*** Data provided

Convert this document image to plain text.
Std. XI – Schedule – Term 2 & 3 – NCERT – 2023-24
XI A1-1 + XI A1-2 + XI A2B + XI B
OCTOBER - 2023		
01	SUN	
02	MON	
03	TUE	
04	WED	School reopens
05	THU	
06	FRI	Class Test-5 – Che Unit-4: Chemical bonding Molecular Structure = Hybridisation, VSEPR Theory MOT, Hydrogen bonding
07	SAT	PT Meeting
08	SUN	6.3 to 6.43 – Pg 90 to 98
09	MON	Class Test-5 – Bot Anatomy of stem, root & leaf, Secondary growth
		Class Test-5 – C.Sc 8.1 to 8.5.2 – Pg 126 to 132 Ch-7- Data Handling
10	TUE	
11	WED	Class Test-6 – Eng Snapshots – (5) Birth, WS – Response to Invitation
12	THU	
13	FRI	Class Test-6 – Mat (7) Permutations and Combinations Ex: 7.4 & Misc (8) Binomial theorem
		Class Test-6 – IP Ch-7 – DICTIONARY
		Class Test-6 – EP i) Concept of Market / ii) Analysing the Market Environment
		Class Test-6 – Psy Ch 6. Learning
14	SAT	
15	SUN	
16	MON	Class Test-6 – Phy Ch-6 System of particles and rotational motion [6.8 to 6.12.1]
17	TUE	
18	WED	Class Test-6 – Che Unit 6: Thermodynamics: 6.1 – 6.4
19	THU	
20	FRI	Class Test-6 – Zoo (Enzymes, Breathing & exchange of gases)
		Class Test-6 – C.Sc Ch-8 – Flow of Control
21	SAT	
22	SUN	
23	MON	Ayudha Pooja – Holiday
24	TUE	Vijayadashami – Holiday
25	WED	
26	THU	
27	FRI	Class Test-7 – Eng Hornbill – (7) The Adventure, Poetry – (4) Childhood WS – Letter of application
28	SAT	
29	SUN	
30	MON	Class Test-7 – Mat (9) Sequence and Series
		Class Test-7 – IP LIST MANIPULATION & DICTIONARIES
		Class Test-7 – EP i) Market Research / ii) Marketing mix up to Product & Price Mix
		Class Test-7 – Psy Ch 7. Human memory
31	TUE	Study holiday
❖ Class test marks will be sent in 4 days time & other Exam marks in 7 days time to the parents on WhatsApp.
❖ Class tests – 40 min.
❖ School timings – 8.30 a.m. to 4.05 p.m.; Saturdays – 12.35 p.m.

******
*** Data provided

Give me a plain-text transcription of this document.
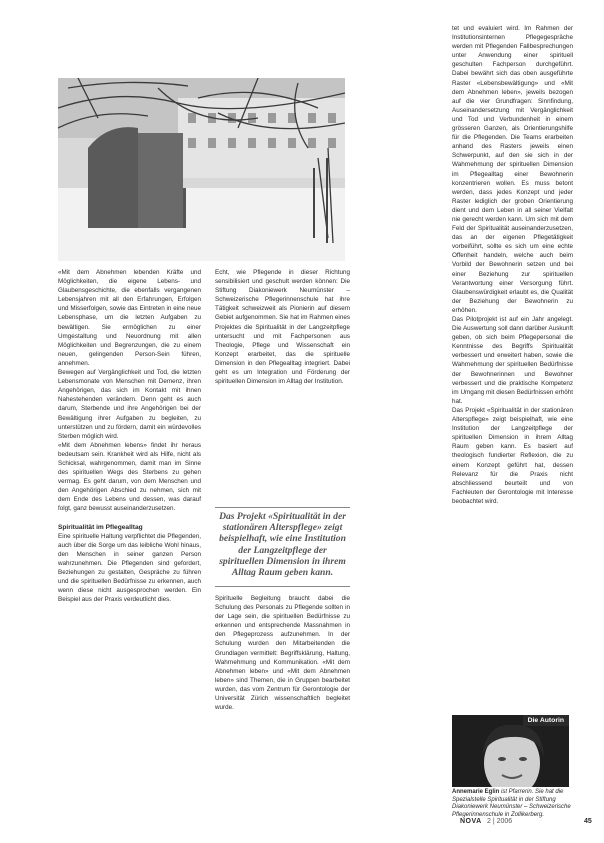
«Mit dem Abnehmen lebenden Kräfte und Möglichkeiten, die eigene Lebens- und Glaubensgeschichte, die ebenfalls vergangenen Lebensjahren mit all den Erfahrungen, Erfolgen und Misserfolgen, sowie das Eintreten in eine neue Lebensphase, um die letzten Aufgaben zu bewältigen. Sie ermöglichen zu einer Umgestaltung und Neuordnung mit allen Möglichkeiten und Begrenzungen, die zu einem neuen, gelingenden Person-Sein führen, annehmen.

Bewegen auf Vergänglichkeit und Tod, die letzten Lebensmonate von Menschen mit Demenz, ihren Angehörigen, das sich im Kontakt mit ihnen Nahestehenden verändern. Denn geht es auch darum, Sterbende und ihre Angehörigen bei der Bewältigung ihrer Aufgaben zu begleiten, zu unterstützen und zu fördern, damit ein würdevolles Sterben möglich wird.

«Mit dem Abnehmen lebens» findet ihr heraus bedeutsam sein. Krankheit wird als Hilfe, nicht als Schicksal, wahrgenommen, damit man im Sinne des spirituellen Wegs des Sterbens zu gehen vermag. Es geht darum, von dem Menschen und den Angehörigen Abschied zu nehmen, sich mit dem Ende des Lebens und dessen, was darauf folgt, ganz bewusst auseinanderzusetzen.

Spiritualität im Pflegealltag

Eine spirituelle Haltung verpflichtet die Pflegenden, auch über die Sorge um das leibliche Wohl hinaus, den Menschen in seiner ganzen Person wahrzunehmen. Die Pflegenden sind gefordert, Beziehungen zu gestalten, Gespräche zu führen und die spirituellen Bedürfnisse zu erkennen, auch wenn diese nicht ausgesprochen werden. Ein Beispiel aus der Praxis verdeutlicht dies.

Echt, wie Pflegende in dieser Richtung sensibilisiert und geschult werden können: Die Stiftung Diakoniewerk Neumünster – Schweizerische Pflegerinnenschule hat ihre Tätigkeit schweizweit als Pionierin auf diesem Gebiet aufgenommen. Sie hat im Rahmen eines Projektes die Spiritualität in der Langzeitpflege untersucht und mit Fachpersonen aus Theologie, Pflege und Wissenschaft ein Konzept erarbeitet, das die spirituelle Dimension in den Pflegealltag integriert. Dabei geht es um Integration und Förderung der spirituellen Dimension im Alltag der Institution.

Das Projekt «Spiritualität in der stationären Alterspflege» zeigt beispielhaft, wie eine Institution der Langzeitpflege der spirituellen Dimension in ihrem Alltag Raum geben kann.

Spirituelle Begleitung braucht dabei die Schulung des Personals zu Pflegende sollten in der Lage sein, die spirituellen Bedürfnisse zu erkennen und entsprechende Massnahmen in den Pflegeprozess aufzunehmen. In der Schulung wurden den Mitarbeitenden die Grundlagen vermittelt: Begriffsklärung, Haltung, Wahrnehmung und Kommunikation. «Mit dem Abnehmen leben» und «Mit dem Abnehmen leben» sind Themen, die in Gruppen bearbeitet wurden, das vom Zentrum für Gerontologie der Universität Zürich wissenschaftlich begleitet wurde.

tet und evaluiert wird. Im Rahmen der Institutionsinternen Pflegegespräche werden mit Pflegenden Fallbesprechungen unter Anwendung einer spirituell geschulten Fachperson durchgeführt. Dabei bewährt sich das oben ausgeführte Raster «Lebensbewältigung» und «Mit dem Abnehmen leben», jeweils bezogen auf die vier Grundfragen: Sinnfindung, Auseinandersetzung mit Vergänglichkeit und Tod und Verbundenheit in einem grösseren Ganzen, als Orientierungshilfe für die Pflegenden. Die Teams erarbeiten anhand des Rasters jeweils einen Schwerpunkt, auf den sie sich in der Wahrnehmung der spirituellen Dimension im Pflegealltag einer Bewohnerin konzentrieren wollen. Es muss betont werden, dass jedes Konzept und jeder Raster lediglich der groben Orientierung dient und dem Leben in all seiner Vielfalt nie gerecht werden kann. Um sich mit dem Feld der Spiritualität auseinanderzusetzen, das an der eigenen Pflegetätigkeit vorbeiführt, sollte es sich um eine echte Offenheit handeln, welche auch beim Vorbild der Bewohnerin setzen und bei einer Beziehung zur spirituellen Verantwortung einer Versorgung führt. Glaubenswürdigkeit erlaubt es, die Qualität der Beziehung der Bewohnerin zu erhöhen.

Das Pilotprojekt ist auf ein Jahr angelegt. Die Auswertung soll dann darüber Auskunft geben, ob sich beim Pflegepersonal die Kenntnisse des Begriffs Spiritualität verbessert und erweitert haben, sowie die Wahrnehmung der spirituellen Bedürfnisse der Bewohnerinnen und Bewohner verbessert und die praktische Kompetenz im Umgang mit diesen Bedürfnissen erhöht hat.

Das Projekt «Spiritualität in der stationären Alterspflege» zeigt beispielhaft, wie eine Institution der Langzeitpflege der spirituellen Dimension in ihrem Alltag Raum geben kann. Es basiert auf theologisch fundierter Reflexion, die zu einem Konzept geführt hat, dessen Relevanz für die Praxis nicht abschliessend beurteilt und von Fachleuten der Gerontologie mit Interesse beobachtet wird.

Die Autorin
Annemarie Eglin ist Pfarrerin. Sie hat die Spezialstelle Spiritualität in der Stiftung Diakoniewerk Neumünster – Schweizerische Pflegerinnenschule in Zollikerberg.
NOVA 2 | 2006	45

******

[Work instruction]
Lines that contain "plain" should be pulled from the entries above and reported.

[Response to this exercise]
Convert this document image to plain text.
Give me a plain-text transcription of this document.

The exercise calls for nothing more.